WHAT TO WORK ON → The listing below should be copied in full, word for word.
— Start of MATERIAL SUPPLIED —
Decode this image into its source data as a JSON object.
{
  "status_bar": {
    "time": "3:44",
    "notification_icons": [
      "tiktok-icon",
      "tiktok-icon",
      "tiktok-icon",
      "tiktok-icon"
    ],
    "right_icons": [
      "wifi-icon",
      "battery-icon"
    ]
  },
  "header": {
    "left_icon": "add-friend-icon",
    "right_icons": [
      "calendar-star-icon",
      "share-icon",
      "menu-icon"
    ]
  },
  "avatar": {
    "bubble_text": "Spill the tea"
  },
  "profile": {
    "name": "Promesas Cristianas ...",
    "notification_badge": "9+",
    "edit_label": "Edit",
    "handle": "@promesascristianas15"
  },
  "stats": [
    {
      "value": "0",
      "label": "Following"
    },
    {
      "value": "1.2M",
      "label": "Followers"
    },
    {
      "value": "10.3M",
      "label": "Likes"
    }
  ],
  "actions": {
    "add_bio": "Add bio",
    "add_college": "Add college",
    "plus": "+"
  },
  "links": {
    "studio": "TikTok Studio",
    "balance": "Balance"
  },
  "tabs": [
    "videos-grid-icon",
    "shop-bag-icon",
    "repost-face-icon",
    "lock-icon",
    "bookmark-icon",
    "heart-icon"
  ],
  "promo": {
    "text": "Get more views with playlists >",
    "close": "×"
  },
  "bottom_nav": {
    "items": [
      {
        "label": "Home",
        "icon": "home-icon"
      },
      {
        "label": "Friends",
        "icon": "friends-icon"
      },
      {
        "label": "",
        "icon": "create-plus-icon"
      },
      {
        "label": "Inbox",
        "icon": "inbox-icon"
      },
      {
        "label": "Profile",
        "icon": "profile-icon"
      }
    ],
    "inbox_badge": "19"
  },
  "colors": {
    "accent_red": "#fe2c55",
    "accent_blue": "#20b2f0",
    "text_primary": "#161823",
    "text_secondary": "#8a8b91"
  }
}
— End of MATERIAL SUPPLIED —
TASK RESPONSE →
Decode this image into its source data as a JSON object.
{
  "status_bar": {
    "time": "3:44",
    "notification_icons": [
      "tiktok-icon",
      "tiktok-icon",
      "tiktok-icon",
      "tiktok-icon"
    ],
    "right_icons": [
      "wifi-icon",
      "battery-icon"
    ]
  },
  "header": {
    "left_icon": "add-friend-icon",
    "right_icons": [
      "calendar-star-icon",
      "share-icon",
      "menu-icon"
    ]
  },
  "avatar": {
    "bubble_text": "Spill the tea"
  },
  "profile": {
    "name": "Promesas Cristianas ...",
    "notification_badge": "9+",
    "edit_label": "Edit",
    "handle": "@promesascristianas15"
  },
  "stats": [
    {
      "value": "0",
      "label": "Following"
    },
    {
      "value": "1.2M",
      "label": "Followers"
    },
    {
      "value": "10.3M",
      "label": "Likes"
    }
  ],
  "actions": {
    "add_bio": "Add bio",
    "add_college": "Add college",
    "plus": "+"
  },
  "links": {
    "studio": "TikTok Studio",
    "balance": "Balance"
  },
  "tabs": [
    "videos-grid-icon",
    "shop-bag-icon",
    "repost-face-icon",
    "lock-icon",
    "bookmark-icon",
    "heart-icon"
  ],
  "promo": {
    "text": "Get more views with playlists >",
    "close": "×"
  },
  "bottom_nav": {
    "items": [
      {
        "label": "Home",
        "icon": "home-icon"
      },
      {
        "label": "Friends",
        "icon": "friends-icon"
      },
      {
        "label": "",
        "icon": "create-plus-icon"
      },
      {
        "label": "Inbox",
        "icon": "inbox-icon"
      },
      {
        "label": "Profile",
        "icon": "profile-icon"
      }
    ],
    "inbox_badge": "19"
  },
  "colors": {
    "accent_red": "#fe2c55",
    "accent_blue": "#20b2f0",
    "text_primary": "#161823",
    "text_secondary": "#8a8b91"
  }
}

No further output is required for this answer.